→ BRIEF: Copy each line below in which the word "КЦСОН" occurs.

== RECORDS SHOWN

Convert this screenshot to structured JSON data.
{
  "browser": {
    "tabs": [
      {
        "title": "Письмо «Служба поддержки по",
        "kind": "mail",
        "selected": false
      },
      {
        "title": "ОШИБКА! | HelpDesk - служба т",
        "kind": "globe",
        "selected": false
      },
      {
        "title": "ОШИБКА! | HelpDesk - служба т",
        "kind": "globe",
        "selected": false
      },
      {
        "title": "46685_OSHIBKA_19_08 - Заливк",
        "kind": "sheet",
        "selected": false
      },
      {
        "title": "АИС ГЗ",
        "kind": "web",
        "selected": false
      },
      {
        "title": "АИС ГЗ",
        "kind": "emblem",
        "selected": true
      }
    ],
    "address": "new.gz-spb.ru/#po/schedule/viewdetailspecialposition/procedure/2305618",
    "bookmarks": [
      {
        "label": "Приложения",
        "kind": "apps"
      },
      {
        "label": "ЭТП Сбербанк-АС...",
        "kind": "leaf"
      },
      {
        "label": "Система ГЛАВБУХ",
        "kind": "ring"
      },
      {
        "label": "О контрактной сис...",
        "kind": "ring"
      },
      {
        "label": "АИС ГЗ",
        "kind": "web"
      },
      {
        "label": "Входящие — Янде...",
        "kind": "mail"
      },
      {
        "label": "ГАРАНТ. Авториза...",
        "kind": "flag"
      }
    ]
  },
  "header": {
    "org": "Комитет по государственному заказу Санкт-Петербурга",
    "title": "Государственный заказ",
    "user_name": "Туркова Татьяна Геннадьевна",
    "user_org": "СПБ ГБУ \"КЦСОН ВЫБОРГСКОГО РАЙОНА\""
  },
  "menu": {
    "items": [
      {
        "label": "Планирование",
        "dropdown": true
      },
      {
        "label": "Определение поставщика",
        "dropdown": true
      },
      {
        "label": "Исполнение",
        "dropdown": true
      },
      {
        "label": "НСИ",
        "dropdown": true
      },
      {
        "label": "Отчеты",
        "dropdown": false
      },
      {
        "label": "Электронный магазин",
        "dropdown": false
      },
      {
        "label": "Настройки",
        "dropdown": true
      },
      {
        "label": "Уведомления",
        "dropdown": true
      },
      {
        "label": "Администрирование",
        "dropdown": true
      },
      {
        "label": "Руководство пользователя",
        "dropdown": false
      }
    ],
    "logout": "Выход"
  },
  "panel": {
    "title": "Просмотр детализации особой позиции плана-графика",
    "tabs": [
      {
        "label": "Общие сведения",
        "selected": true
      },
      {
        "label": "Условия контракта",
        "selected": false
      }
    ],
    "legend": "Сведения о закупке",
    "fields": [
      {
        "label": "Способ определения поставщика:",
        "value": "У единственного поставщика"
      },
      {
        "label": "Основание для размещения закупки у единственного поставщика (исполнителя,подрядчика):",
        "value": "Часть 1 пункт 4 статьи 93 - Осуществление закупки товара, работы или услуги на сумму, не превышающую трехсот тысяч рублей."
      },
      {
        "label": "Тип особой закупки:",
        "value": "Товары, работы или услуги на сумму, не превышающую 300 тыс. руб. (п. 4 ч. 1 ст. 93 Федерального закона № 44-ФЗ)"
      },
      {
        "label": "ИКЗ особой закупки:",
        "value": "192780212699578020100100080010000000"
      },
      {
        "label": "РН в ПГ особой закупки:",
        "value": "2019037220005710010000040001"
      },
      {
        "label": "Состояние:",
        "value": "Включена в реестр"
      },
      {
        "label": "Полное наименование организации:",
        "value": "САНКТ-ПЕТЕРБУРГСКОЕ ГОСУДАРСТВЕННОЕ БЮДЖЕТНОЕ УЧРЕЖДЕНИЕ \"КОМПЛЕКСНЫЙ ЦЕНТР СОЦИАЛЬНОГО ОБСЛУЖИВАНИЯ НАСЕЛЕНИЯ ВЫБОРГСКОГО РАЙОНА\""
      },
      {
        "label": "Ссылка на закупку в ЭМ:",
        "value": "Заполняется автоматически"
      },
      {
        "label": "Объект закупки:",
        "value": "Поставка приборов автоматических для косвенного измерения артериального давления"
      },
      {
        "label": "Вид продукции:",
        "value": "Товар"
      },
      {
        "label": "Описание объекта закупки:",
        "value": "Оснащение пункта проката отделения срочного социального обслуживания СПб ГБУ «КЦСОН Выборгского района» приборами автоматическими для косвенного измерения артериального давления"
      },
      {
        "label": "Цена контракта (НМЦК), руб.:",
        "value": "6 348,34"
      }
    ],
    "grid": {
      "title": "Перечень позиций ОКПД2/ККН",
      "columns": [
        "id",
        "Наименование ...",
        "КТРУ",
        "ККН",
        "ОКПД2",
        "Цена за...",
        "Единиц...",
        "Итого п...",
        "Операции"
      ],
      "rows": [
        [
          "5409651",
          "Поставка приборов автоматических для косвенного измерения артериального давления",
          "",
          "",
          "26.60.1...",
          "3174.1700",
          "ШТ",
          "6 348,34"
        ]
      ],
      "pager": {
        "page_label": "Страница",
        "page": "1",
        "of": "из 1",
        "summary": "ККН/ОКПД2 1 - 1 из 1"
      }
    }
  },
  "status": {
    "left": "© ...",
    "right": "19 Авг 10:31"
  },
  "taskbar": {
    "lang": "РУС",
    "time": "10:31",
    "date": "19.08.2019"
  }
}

====

→ THE RESPONSE:
    "user_org": "СПБ ГБУ \"КЦСОН ВЫБОРГСКОГО РАЙОНА\""
        "value": "Оснащение пункта проката отделения срочного социального обслуживания СПб ГБУ «КЦСОН Выборгского района» приборами автоматическими для косвенного измерения артериального давления"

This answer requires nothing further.